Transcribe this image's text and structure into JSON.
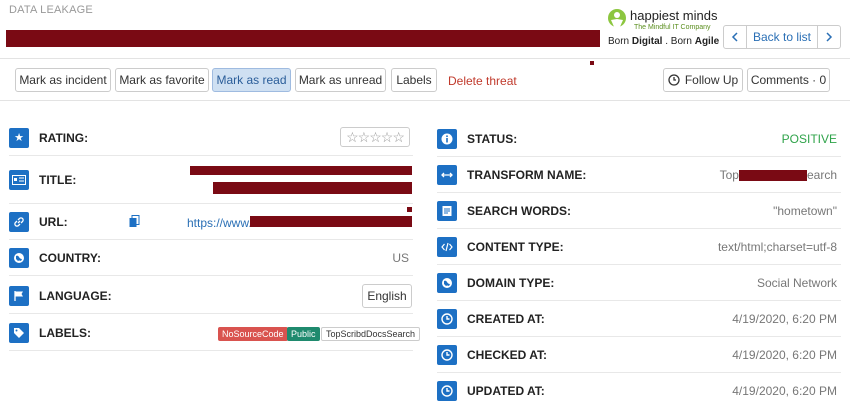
{
  "header": {
    "section_title": "DATA LEAKAGE",
    "logo": {
      "name": "happiest minds",
      "tagline": "The Mindful IT Company",
      "slogan_pre": "Born ",
      "slogan_bold1": "Digital",
      "slogan_mid": " . Born ",
      "slogan_bold2": "Agile"
    },
    "nav": {
      "prev_icon": "chevron-left-icon",
      "back_label": "Back to list",
      "next_icon": "chevron-right-icon"
    }
  },
  "toolbar": {
    "mark_incident": "Mark as incident",
    "mark_favorite": "Mark as favorite",
    "mark_read": "Mark as read",
    "mark_unread": "Mark as unread",
    "labels": "Labels",
    "delete_threat": "Delete threat",
    "follow_up": "Follow Up",
    "comments": "Comments · 0"
  },
  "left_fields": {
    "rating": {
      "label": "RATING:",
      "value": "☆☆☆☆☆",
      "icon": "star-icon"
    },
    "title": {
      "label": "TITLE:",
      "icon": "card-icon"
    },
    "url": {
      "label": "URL:",
      "value_visible": "https://www.s",
      "icon": "link-icon",
      "copy_icon": "copy-icon"
    },
    "country": {
      "label": "COUNTRY:",
      "value": "US",
      "icon": "globe-icon"
    },
    "language": {
      "label": "LANGUAGE:",
      "value": "English",
      "icon": "flag-icon"
    },
    "labels": {
      "label": "LABELS:",
      "icon": "tag-icon",
      "badges": [
        "NoSourceCode",
        "Public",
        "TopScribdDocsSearch"
      ]
    }
  },
  "right_fields": {
    "status": {
      "label": "STATUS:",
      "value": "POSITIVE",
      "icon": "info-icon"
    },
    "transform_name": {
      "label": "TRANSFORM NAME:",
      "value_start": "Top",
      "value_end": "earch",
      "icon": "arrows-horizontal-icon"
    },
    "search_words": {
      "label": "SEARCH WORDS:",
      "value": "\"hometown\"",
      "icon": "search-list-icon"
    },
    "content_type": {
      "label": "CONTENT TYPE:",
      "value": "text/html;charset=utf-8",
      "icon": "code-icon"
    },
    "domain_type": {
      "label": "DOMAIN TYPE:",
      "value": "Social Network",
      "icon": "globe-icon"
    },
    "created_at": {
      "label": "CREATED AT:",
      "value": "4/19/2020, 6:20 PM",
      "icon": "clock-icon"
    },
    "checked_at": {
      "label": "CHECKED AT:",
      "value": "4/19/2020, 6:20 PM",
      "icon": "clock-icon"
    },
    "updated_at": {
      "label": "UPDATED AT:",
      "value": "4/19/2020, 6:20 PM",
      "icon": "clock-icon"
    }
  },
  "colors": {
    "accent": "#1d70c4",
    "redaction": "#7a0a14",
    "positive": "#2fa34a",
    "danger": "#c0392b"
  }
}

» PROBLEM TO SOLVE
List all lines holding the string "text".

» WRITTEN SOLUTION
Transcribe this image's text and structure into JSON.
      "value": "text/html;charset=utf-8",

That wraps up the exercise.